• **Required work**: Locate each line of the material that contains the word "bounding", and copy those lines.

[Element and region data]

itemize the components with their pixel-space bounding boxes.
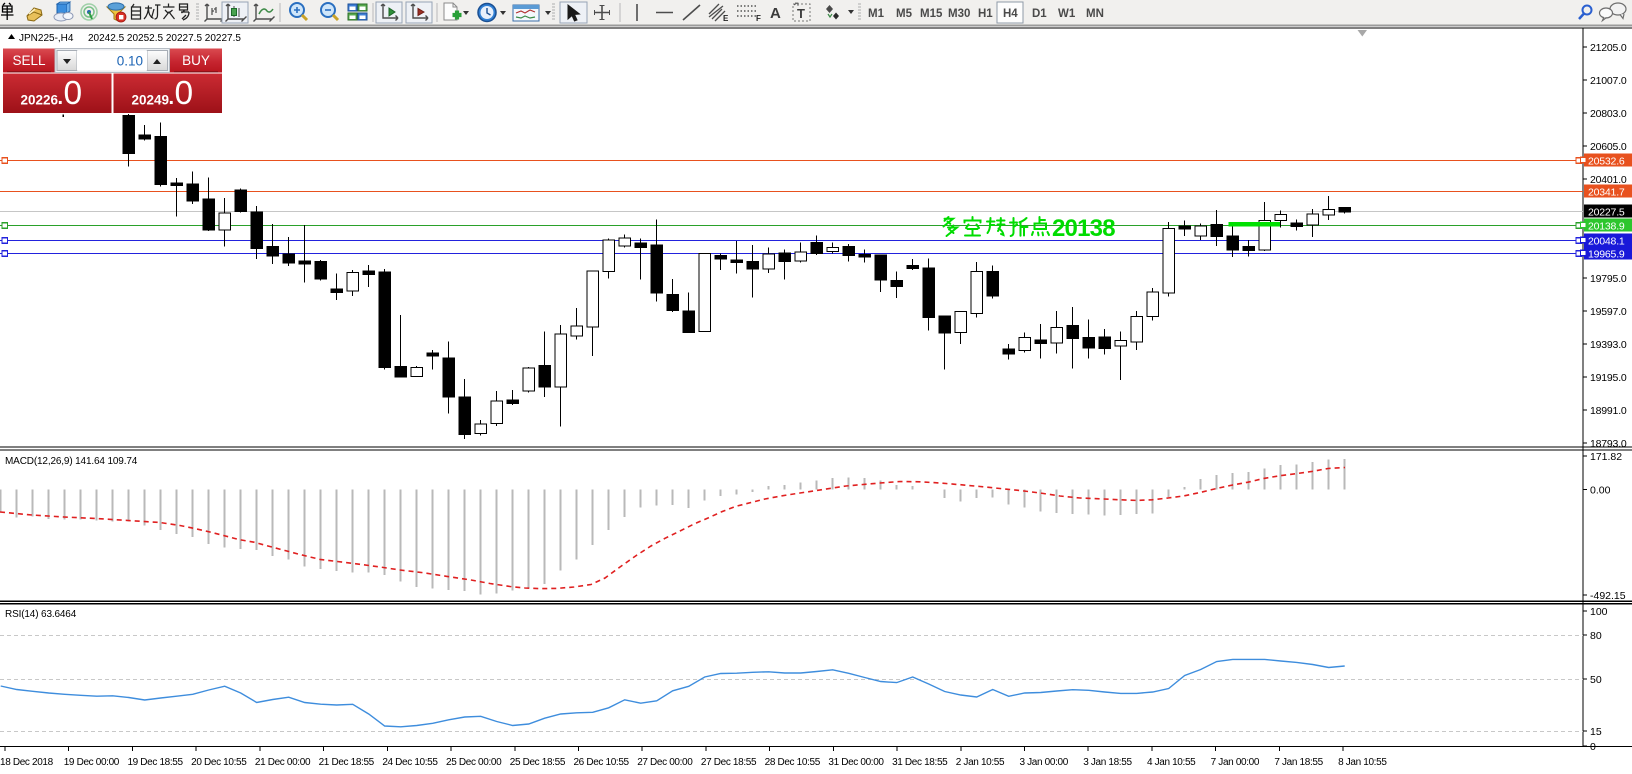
svg-text:19965.9: 19965.9 (1588, 249, 1625, 261)
svg-text:M30: M30 (948, 8, 970, 20)
svg-text:21205.0: 21205.0 (1590, 42, 1627, 54)
svg-text:31 Dec 18:55: 31 Dec 18:55 (892, 757, 948, 768)
svg-text:50: 50 (1590, 674, 1602, 686)
svg-text:20048.1: 20048.1 (1588, 236, 1625, 248)
svg-text:4 Jan 10:55: 4 Jan 10:55 (1147, 757, 1196, 768)
svg-text:M5: M5 (896, 8, 913, 20)
svg-text:20138.9: 20138.9 (1588, 221, 1625, 233)
svg-text:SELL: SELL (12, 53, 46, 68)
svg-text:2 Jan 10:55: 2 Jan 10:55 (956, 757, 1005, 768)
svg-text:20 Dec 10:55: 20 Dec 10:55 (191, 757, 247, 768)
svg-text:20226: 20226 (21, 93, 59, 108)
svg-text:19 Dec 18:55: 19 Dec 18:55 (127, 757, 183, 768)
svg-text:0: 0 (1590, 741, 1596, 753)
svg-text:0: 0 (64, 75, 83, 112)
svg-text:D1: D1 (1032, 8, 1047, 20)
svg-text:BUY: BUY (182, 53, 210, 68)
svg-text:M15: M15 (920, 8, 943, 20)
svg-text:8 Jan 10:55: 8 Jan 10:55 (1338, 757, 1387, 768)
svg-text:20138: 20138 (1052, 215, 1115, 242)
svg-text:171.82: 171.82 (1590, 451, 1622, 463)
svg-text:100: 100 (1590, 606, 1608, 618)
svg-text:7 Jan 18:55: 7 Jan 18:55 (1274, 757, 1323, 768)
svg-text:W1: W1 (1058, 8, 1076, 20)
svg-text:20249: 20249 (132, 93, 170, 108)
svg-text:0.00: 0.00 (1590, 485, 1611, 497)
svg-text:20401.0: 20401.0 (1590, 174, 1627, 186)
svg-text:18793.0: 18793.0 (1590, 438, 1627, 450)
svg-text:M1: M1 (868, 8, 885, 20)
svg-text:21 Dec 00:00: 21 Dec 00:00 (255, 757, 311, 768)
svg-text:19 Dec 00:00: 19 Dec 00:00 (64, 757, 120, 768)
svg-text:21 Dec 18:55: 21 Dec 18:55 (319, 757, 375, 768)
svg-text:19393.0: 19393.0 (1590, 339, 1627, 351)
svg-text:80: 80 (1590, 630, 1602, 642)
svg-text:.: . (58, 87, 64, 109)
svg-text:3 Jan 18:55: 3 Jan 18:55 (1083, 757, 1132, 768)
svg-text:.: . (169, 87, 175, 109)
svg-text:31 Dec 00:00: 31 Dec 00:00 (828, 757, 884, 768)
svg-text:20341.7: 20341.7 (1588, 187, 1625, 199)
svg-text:MN: MN (1086, 8, 1104, 20)
svg-text:26 Dec 10:55: 26 Dec 10:55 (573, 757, 629, 768)
svg-text:7 Jan 00:00: 7 Jan 00:00 (1211, 757, 1260, 768)
svg-text:21007.0: 21007.0 (1590, 75, 1627, 87)
svg-text:25 Dec 00:00: 25 Dec 00:00 (446, 757, 502, 768)
svg-text:19597.0: 19597.0 (1590, 306, 1627, 318)
svg-text:20242.5 20252.5 20227.5 20227.: 20242.5 20252.5 20227.5 20227.5 (88, 33, 241, 44)
svg-text:-492.15: -492.15 (1590, 590, 1626, 602)
svg-text:19195.0: 19195.0 (1590, 372, 1627, 384)
svg-text:A: A (770, 5, 781, 22)
svg-text:JPN225-,H4: JPN225-,H4 (19, 33, 74, 44)
svg-text:20532.6: 20532.6 (1588, 156, 1625, 168)
svg-text:E: E (723, 14, 729, 23)
svg-text:20605.0: 20605.0 (1590, 141, 1627, 153)
svg-text:RSI(14) 63.6464: RSI(14) 63.6464 (5, 609, 77, 620)
svg-text:0: 0 (175, 75, 194, 112)
svg-text:F: F (756, 14, 761, 23)
svg-text:MACD(12,26,9) 141.64 109.74: MACD(12,26,9) 141.64 109.74 (5, 456, 138, 467)
svg-text:20803.0: 20803.0 (1590, 108, 1627, 120)
svg-text:20227.5: 20227.5 (1588, 207, 1625, 219)
svg-text:18 Dec 2018: 18 Dec 2018 (0, 757, 54, 768)
svg-text:T: T (797, 6, 805, 21)
svg-text:0.10: 0.10 (117, 54, 143, 69)
svg-text:H4: H4 (1003, 8, 1018, 20)
svg-text:3 Jan 00:00: 3 Jan 00:00 (1020, 757, 1069, 768)
svg-text:24 Dec 10:55: 24 Dec 10:55 (382, 757, 438, 768)
svg-text:27 Dec 18:55: 27 Dec 18:55 (701, 757, 757, 768)
svg-text:H1: H1 (978, 8, 993, 20)
svg-text:27 Dec 00:00: 27 Dec 00:00 (637, 757, 693, 768)
svg-text:18991.0: 18991.0 (1590, 405, 1627, 417)
svg-text:19795.0: 19795.0 (1590, 273, 1627, 285)
svg-text:15: 15 (1590, 726, 1602, 738)
svg-text:25 Dec 18:55: 25 Dec 18:55 (510, 757, 566, 768)
svg-text:28 Dec 10:55: 28 Dec 10:55 (765, 757, 821, 768)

• **Result**:
itemize the components with their pixel-space bounding boxes.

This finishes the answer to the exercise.